— BEGIN PROVIDED INFORMATION —

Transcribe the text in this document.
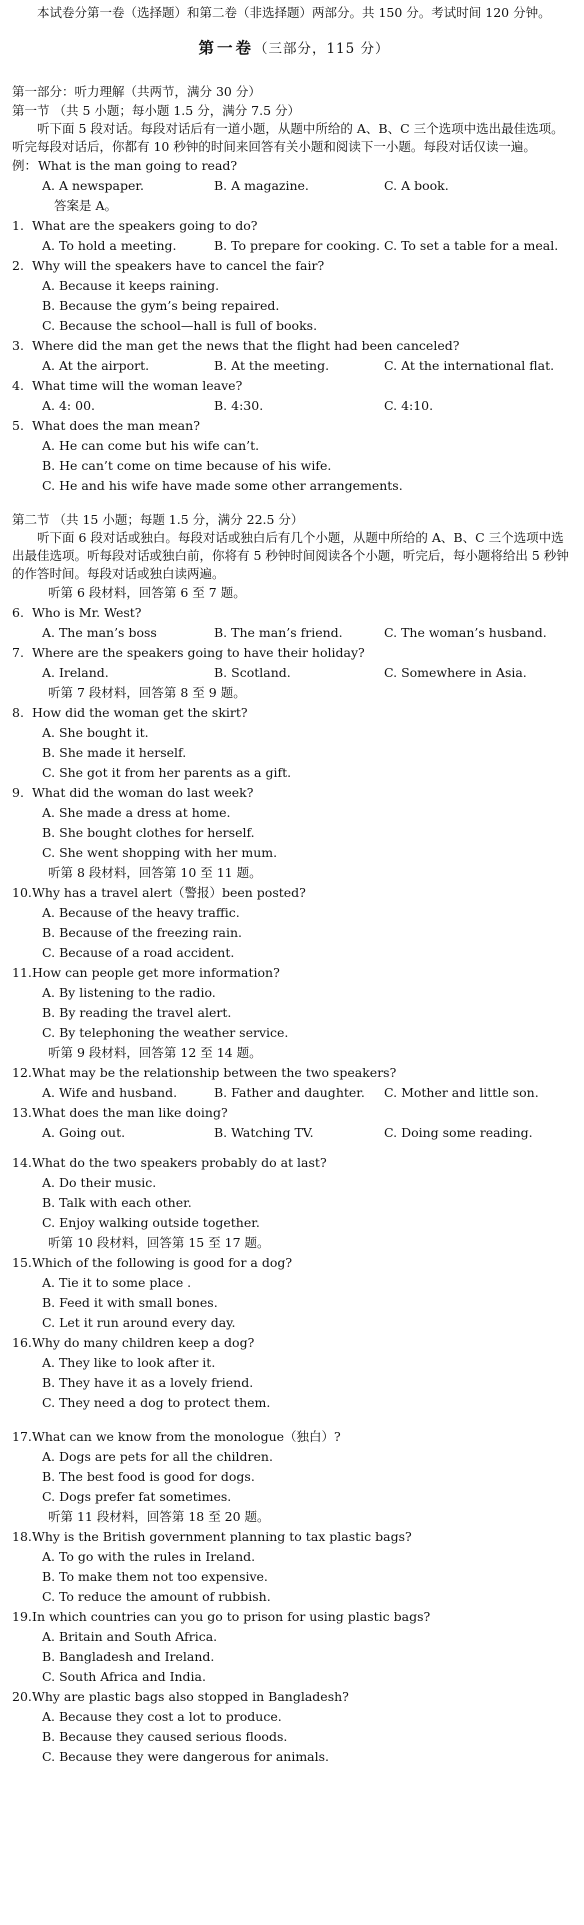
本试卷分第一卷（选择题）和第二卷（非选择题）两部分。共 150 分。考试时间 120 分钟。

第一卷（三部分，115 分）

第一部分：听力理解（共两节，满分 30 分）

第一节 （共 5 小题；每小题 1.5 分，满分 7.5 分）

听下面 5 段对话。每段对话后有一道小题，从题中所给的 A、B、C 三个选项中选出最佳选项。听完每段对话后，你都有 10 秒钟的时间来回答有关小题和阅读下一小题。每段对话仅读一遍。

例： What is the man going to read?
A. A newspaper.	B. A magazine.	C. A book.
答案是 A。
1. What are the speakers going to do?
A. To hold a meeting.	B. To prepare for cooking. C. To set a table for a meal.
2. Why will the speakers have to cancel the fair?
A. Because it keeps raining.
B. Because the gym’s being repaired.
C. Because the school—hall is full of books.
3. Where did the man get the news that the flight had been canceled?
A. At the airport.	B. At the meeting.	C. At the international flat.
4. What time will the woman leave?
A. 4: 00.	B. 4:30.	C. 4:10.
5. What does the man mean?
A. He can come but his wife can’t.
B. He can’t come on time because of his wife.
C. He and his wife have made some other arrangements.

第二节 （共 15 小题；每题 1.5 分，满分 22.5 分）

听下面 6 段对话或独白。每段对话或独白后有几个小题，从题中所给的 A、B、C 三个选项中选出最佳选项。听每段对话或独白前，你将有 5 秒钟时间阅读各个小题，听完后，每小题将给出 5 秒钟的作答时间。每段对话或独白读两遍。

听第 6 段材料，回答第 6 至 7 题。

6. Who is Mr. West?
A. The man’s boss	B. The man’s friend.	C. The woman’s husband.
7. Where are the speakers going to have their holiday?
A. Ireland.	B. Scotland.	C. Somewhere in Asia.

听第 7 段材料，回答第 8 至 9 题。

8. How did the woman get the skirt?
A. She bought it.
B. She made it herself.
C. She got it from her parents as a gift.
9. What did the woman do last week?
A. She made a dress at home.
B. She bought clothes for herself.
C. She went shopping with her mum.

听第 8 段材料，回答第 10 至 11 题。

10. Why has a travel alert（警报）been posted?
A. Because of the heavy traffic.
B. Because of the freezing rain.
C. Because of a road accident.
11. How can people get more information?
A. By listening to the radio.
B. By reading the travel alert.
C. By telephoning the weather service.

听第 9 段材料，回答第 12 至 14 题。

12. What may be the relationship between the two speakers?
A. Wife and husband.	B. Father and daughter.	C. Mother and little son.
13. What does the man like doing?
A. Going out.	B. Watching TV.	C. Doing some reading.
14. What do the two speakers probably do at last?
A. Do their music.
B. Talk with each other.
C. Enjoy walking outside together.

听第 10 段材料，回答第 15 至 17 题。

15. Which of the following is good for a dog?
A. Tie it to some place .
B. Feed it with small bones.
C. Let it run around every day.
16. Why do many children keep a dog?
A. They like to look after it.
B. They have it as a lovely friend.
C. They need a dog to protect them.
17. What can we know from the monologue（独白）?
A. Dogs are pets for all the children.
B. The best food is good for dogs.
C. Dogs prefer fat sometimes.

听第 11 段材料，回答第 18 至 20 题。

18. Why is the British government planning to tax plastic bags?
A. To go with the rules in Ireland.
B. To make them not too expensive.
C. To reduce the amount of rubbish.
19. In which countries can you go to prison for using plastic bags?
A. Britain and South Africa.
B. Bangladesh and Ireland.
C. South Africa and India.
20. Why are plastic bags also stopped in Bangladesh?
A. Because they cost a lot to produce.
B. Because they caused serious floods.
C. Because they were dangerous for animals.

— END PROVIDED INFORMATION —

GOAL OF THE EXERCISE
Determine how many lines in the listing above hold the word "travel", answering with the number only.

COMPLETE ANSWER
2